Stored data

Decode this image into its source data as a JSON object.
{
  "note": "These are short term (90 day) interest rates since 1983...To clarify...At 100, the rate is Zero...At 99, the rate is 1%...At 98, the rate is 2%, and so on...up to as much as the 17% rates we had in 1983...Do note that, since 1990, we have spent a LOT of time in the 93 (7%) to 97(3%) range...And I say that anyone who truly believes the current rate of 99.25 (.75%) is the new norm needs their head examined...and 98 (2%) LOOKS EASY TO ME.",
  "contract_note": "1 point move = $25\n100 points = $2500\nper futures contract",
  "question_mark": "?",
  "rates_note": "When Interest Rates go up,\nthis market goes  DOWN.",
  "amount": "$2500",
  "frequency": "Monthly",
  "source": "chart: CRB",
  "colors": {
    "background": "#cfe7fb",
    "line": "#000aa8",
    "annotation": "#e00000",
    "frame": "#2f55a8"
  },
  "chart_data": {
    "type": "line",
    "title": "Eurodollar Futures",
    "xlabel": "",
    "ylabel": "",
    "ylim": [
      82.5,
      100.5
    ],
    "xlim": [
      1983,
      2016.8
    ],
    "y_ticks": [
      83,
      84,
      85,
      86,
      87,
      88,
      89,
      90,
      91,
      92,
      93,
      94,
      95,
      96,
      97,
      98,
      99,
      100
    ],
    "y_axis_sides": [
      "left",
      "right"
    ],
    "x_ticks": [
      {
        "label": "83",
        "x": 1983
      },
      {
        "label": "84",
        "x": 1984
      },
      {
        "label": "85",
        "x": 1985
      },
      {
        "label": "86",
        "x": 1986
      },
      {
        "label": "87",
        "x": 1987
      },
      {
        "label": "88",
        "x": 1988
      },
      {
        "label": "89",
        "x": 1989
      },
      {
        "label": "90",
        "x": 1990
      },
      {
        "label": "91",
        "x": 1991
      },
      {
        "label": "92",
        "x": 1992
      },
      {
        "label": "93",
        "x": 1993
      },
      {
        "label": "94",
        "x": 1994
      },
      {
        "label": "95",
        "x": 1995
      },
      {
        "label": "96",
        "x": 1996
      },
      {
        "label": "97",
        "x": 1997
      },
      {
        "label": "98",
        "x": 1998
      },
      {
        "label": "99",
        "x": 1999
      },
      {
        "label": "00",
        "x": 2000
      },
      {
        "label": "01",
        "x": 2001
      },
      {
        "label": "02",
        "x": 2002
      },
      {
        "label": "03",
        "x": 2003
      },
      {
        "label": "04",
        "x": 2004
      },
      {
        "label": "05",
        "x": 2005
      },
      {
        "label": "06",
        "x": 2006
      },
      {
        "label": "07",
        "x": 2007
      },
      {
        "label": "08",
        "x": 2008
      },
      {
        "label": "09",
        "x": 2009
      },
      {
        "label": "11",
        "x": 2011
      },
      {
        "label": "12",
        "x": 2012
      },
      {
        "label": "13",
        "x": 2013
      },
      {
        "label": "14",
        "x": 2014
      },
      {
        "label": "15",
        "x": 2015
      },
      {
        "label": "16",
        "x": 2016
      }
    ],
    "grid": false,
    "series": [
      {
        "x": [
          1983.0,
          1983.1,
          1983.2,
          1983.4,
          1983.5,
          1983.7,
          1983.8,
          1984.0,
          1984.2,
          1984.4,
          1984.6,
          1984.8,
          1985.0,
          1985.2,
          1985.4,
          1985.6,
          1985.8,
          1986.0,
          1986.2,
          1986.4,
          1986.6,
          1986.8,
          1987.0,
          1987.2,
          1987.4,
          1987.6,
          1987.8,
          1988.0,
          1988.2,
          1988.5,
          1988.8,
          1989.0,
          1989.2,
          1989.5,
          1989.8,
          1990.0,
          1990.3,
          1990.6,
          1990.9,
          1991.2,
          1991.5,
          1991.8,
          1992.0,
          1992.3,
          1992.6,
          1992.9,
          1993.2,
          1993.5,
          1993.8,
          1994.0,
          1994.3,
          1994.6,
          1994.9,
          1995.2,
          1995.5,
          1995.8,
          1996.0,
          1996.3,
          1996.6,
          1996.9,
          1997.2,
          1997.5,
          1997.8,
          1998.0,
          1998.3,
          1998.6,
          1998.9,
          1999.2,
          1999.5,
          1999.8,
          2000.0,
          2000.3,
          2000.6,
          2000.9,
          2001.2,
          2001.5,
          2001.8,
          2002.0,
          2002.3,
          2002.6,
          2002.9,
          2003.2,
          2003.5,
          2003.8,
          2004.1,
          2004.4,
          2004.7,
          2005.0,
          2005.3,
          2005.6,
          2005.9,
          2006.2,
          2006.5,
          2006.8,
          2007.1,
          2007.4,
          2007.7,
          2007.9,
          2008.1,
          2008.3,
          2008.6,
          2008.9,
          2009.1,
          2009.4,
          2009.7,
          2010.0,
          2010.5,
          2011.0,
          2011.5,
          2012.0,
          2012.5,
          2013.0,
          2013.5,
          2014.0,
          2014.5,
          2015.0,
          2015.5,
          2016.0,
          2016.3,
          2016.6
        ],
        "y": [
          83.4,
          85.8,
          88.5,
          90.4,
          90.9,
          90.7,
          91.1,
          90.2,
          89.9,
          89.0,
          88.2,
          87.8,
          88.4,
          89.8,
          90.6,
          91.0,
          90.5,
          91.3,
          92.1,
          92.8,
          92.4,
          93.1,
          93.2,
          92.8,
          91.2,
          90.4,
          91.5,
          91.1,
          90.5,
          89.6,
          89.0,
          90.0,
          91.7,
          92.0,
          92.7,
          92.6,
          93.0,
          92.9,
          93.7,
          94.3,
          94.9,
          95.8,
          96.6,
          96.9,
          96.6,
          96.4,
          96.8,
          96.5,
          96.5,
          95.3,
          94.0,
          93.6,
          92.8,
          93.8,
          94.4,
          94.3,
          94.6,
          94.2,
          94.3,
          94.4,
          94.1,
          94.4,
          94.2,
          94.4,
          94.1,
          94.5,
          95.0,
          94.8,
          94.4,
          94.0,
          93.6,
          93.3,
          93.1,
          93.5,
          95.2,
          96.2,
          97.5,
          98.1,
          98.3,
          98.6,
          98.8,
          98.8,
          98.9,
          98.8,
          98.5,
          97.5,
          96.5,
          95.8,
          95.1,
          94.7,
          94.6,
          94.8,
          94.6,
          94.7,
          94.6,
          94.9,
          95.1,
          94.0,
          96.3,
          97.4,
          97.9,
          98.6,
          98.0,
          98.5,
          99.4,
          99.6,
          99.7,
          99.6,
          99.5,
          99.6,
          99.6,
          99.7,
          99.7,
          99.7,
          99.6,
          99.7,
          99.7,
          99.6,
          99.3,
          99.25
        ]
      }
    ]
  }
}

■ THE EXERCISE:
Provide all the records again, word for word.

■ CORRECT ANSWER:
Decode this image into its source data as a JSON object.
{
  "note": "These are short term (90 day) interest rates since 1983...To clarify...At 100, the rate is Zero...At 99, the rate is 1%...At 98, the rate is 2%, and so on...up to as much as the 17% rates we had in 1983...Do note that, since 1990, we have spent a LOT of time in the 93 (7%) to 97(3%) range...And I say that anyone who truly believes the current rate of 99.25 (.75%) is the new norm needs their head examined...and 98 (2%) LOOKS EASY TO ME.",
  "contract_note": "1 point move = $25\n100 points = $2500\nper futures contract",
  "question_mark": "?",
  "rates_note": "When Interest Rates go up,\nthis market goes  DOWN.",
  "amount": "$2500",
  "frequency": "Monthly",
  "source": "chart: CRB",
  "colors": {
    "background": "#cfe7fb",
    "line": "#000aa8",
    "annotation": "#e00000",
    "frame": "#2f55a8"
  },
  "chart_data": {
    "type": "line",
    "title": "Eurodollar Futures",
    "xlabel": "",
    "ylabel": "",
    "ylim": [
      82.5,
      100.5
    ],
    "xlim": [
      1983,
      2016.8
    ],
    "y_ticks": [
      83,
      84,
      85,
      86,
      87,
      88,
      89,
      90,
      91,
      92,
      93,
      94,
      95,
      96,
      97,
      98,
      99,
      100
    ],
    "y_axis_sides": [
      "left",
      "right"
    ],
    "x_ticks": [
      {
        "label": "83",
        "x": 1983
      },
      {
        "label": "84",
        "x": 1984
      },
      {
        "label": "85",
        "x": 1985
      },
      {
        "label": "86",
        "x": 1986
      },
      {
        "label": "87",
        "x": 1987
      },
      {
        "label": "88",
        "x": 1988
      },
      {
        "label": "89",
        "x": 1989
      },
      {
        "label": "90",
        "x": 1990
      },
      {
        "label": "91",
        "x": 1991
      },
      {
        "label": "92",
        "x": 1992
      },
      {
        "label": "93",
        "x": 1993
      },
      {
        "label": "94",
        "x": 1994
      },
      {
        "label": "95",
        "x": 1995
      },
      {
        "label": "96",
        "x": 1996
      },
      {
        "label": "97",
        "x": 1997
      },
      {
        "label": "98",
        "x": 1998
      },
      {
        "label": "99",
        "x": 1999
      },
      {
        "label": "00",
        "x": 2000
      },
      {
        "label": "01",
        "x": 2001
      },
      {
        "label": "02",
        "x": 2002
      },
      {
        "label": "03",
        "x": 2003
      },
      {
        "label": "04",
        "x": 2004
      },
      {
        "label": "05",
        "x": 2005
      },
      {
        "label": "06",
        "x": 2006
      },
      {
        "label": "07",
        "x": 2007
      },
      {
        "label": "08",
        "x": 2008
      },
      {
        "label": "09",
        "x": 2009
      },
      {
        "label": "11",
        "x": 2011
      },
      {
        "label": "12",
        "x": 2012
      },
      {
        "label": "13",
        "x": 2013
      },
      {
        "label": "14",
        "x": 2014
      },
      {
        "label": "15",
        "x": 2015
      },
      {
        "label": "16",
        "x": 2016
      }
    ],
    "grid": false,
    "series": [
      {
        "x": [
          1983.0,
          1983.1,
          1983.2,
          1983.4,
          1983.5,
          1983.7,
          1983.8,
          1984.0,
          1984.2,
          1984.4,
          1984.6,
          1984.8,
          1985.0,
          1985.2,
          1985.4,
          1985.6,
          1985.8,
          1986.0,
          1986.2,
          1986.4,
          1986.6,
          1986.8,
          1987.0,
          1987.2,
          1987.4,
          1987.6,
          1987.8,
          1988.0,
          1988.2,
          1988.5,
          1988.8,
          1989.0,
          1989.2,
          1989.5,
          1989.8,
          1990.0,
          1990.3,
          1990.6,
          1990.9,
          1991.2,
          1991.5,
          1991.8,
          1992.0,
          1992.3,
          1992.6,
          1992.9,
          1993.2,
          1993.5,
          1993.8,
          1994.0,
          1994.3,
          1994.6,
          1994.9,
          1995.2,
          1995.5,
          1995.8,
          1996.0,
          1996.3,
          1996.6,
          1996.9,
          1997.2,
          1997.5,
          1997.8,
          1998.0,
          1998.3,
          1998.6,
          1998.9,
          1999.2,
          1999.5,
          1999.8,
          2000.0,
          2000.3,
          2000.6,
          2000.9,
          2001.2,
          2001.5,
          2001.8,
          2002.0,
          2002.3,
          2002.6,
          2002.9,
          2003.2,
          2003.5,
          2003.8,
          2004.1,
          2004.4,
          2004.7,
          2005.0,
          2005.3,
          2005.6,
          2005.9,
          2006.2,
          2006.5,
          2006.8,
          2007.1,
          2007.4,
          2007.7,
          2007.9,
          2008.1,
          2008.3,
          2008.6,
          2008.9,
          2009.1,
          2009.4,
          2009.7,
          2010.0,
          2010.5,
          2011.0,
          2011.5,
          2012.0,
          2012.5,
          2013.0,
          2013.5,
          2014.0,
          2014.5,
          2015.0,
          2015.5,
          2016.0,
          2016.3,
          2016.6
        ],
        "y": [
          83.4,
          85.8,
          88.5,
          90.4,
          90.9,
          90.7,
          91.1,
          90.2,
          89.9,
          89.0,
          88.2,
          87.8,
          88.4,
          89.8,
          90.6,
          91.0,
          90.5,
          91.3,
          92.1,
          92.8,
          92.4,
          93.1,
          93.2,
          92.8,
          91.2,
          90.4,
          91.5,
          91.1,
          90.5,
          89.6,
          89.0,
          90.0,
          91.7,
          92.0,
          92.7,
          92.6,
          93.0,
          92.9,
          93.7,
          94.3,
          94.9,
          95.8,
          96.6,
          96.9,
          96.6,
          96.4,
          96.8,
          96.5,
          96.5,
          95.3,
          94.0,
          93.6,
          92.8,
          93.8,
          94.4,
          94.3,
          94.6,
          94.2,
          94.3,
          94.4,
          94.1,
          94.4,
          94.2,
          94.4,
          94.1,
          94.5,
          95.0,
          94.8,
          94.4,
          94.0,
          93.6,
          93.3,
          93.1,
          93.5,
          95.2,
          96.2,
          97.5,
          98.1,
          98.3,
          98.6,
          98.8,
          98.8,
          98.9,
          98.8,
          98.5,
          97.5,
          96.5,
          95.8,
          95.1,
          94.7,
          94.6,
          94.8,
          94.6,
          94.7,
          94.6,
          94.9,
          95.1,
          94.0,
          96.3,
          97.4,
          97.9,
          98.6,
          98.0,
          98.5,
          99.4,
          99.6,
          99.7,
          99.6,
          99.5,
          99.6,
          99.6,
          99.7,
          99.7,
          99.7,
          99.6,
          99.7,
          99.7,
          99.6,
          99.3,
          99.25
        ]
      }
    ]
  }
}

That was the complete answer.